▶ [What is expected]
Which lines hold the word "Bebenhausen"? Show each of them.

▶ [Input material]
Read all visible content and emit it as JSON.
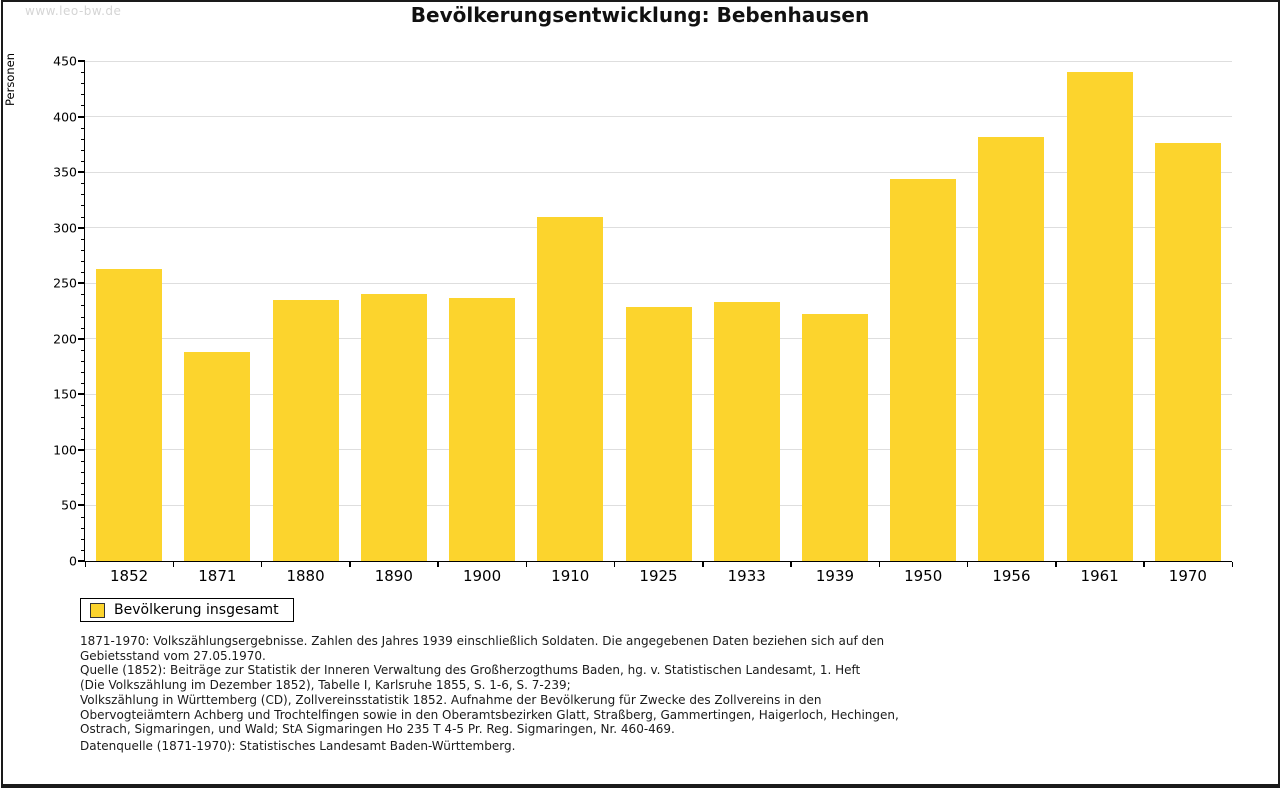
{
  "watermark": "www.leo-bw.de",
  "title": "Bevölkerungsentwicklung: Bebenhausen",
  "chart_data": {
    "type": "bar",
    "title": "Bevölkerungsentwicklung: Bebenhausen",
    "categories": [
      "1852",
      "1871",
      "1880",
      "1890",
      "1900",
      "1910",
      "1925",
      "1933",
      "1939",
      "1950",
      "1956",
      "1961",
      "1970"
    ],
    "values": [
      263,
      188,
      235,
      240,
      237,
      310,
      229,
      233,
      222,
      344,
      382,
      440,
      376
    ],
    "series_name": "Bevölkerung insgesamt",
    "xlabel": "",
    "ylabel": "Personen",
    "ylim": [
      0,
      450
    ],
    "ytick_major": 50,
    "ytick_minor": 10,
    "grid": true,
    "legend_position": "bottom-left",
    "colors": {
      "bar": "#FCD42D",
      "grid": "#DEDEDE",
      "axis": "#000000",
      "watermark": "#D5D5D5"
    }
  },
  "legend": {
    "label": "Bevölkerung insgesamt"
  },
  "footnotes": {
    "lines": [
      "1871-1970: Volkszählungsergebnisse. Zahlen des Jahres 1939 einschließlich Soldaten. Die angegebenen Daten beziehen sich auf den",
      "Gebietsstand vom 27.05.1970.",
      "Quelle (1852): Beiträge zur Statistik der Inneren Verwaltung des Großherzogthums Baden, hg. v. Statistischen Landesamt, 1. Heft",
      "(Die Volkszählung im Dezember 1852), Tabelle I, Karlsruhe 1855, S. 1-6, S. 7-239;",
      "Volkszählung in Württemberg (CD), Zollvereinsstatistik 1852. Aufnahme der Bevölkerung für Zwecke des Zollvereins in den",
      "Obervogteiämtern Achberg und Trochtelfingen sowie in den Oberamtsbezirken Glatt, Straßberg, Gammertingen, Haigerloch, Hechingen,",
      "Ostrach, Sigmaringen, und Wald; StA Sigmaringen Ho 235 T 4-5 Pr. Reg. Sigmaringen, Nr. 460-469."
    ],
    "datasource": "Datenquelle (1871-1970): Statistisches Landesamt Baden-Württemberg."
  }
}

▶ [Solution below]
  "title": "Bevölkerungsentwicklung: Bebenhausen",
    "title": "Bevölkerungsentwicklung: Bebenhausen",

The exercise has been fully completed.